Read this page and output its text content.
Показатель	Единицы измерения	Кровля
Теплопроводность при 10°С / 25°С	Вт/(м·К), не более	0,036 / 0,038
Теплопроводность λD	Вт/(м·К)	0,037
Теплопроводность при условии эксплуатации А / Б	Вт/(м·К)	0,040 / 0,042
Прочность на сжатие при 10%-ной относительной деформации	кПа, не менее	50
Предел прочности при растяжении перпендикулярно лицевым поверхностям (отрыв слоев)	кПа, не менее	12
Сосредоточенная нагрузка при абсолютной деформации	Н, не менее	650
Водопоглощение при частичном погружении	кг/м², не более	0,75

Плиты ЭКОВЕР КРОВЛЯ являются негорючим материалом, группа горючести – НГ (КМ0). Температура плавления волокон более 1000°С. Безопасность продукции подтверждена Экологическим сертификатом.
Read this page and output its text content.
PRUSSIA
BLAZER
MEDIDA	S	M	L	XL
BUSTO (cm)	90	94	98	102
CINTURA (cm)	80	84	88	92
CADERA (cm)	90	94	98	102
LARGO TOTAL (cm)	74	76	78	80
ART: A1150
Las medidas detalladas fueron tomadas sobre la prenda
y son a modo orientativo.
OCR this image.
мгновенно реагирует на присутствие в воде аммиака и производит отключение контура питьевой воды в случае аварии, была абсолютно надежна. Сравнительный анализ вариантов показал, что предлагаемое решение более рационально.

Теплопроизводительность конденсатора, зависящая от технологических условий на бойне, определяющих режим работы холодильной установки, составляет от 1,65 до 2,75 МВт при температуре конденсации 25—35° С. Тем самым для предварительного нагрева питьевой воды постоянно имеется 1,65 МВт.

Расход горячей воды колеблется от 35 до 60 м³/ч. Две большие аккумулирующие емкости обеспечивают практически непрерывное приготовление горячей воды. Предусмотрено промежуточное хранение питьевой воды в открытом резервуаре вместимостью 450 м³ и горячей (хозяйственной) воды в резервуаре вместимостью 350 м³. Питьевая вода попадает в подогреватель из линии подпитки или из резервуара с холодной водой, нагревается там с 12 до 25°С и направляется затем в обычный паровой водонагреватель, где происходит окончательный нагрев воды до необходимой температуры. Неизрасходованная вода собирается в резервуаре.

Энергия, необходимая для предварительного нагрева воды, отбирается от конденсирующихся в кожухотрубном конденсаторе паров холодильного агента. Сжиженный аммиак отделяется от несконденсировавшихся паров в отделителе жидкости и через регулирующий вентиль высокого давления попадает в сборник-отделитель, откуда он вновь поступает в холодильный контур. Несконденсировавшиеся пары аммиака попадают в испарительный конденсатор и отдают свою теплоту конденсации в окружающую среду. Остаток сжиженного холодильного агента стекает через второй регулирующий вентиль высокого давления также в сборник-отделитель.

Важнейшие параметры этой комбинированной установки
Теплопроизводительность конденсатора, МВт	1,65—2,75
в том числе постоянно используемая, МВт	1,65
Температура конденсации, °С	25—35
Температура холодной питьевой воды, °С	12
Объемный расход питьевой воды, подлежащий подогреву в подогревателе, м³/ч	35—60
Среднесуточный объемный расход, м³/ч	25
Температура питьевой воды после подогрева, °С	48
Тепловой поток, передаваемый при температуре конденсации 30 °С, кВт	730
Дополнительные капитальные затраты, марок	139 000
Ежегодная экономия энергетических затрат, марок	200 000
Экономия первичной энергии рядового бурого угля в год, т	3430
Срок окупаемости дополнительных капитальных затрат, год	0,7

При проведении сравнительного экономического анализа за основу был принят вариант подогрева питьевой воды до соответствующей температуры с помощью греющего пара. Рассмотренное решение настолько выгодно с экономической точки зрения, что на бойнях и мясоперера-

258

**Problem to solve**
Determine the number of lines in the entries above where the string "марок" appears. Answer with the number alone.

**Correct answer**
2